--- GIVEN PROBLEM ---
Determine which lines of the records include the word "защитных", and copy them.

--- INPUT ---
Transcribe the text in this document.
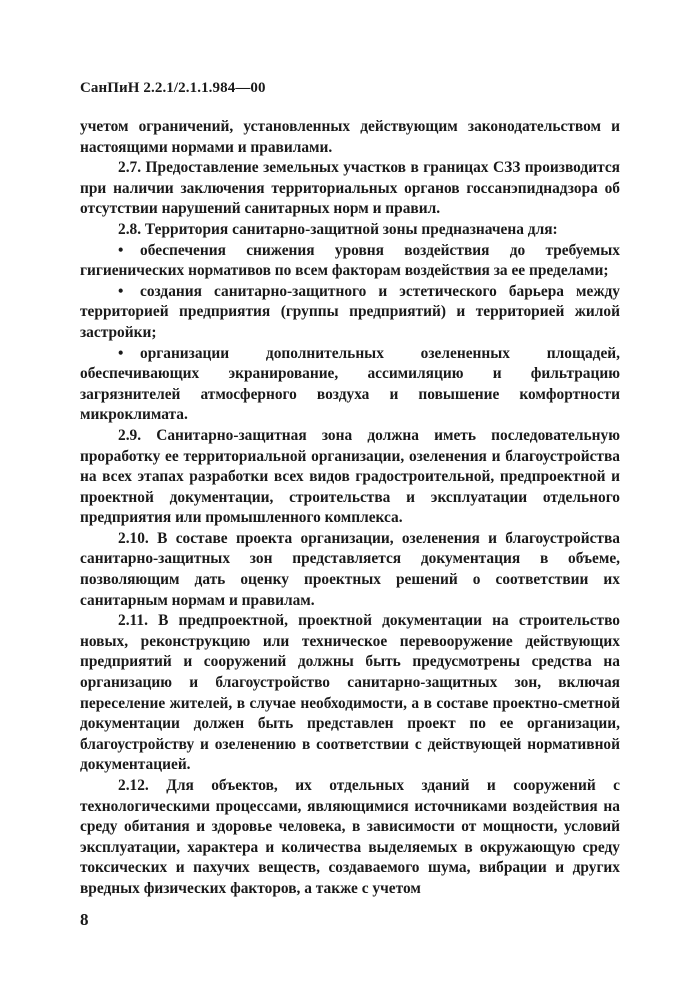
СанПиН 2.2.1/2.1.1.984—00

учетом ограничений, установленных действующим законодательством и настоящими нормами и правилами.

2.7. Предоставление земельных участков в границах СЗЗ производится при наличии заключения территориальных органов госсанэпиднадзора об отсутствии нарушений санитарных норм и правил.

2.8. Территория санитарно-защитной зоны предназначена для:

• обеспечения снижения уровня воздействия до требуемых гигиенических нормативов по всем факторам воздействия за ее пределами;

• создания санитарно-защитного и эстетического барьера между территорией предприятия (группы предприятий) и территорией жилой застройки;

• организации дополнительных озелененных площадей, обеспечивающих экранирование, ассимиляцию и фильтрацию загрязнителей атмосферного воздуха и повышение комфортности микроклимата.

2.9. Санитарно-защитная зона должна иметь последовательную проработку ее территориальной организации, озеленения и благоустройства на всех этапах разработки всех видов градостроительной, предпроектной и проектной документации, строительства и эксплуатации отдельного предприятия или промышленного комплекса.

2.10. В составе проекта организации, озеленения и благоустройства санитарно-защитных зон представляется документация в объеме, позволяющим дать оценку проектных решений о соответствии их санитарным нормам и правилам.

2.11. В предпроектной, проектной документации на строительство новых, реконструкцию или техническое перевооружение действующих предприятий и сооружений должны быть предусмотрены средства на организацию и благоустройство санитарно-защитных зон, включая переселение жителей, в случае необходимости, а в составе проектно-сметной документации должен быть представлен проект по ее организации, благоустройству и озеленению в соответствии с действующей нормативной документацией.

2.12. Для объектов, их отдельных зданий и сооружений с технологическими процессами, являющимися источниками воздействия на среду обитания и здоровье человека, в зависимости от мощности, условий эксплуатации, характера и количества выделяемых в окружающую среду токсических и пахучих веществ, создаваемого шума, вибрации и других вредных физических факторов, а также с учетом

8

--- EXERCISE OUTPUT ---
2.10. В составе проекта организации, озеленения и благоустройства санитарно-защитных зон представляется документация в объеме, позволяющим дать оценку проектных решений о соответствии их санитарным нормам и правилам.
2.11. В предпроектной, проектной документации на строительство новых, реконструкцию или техническое перевооружение действующих предприятий и сооружений должны быть предусмотрены средства на организацию и благоустройство санитарно-защитных зон, включая переселение жителей, в случае необходимости, а в составе проектно-сметной документации должен быть представлен проект по ее организации, благоустройству и озеленению в соответствии с действующей нормативной документацией.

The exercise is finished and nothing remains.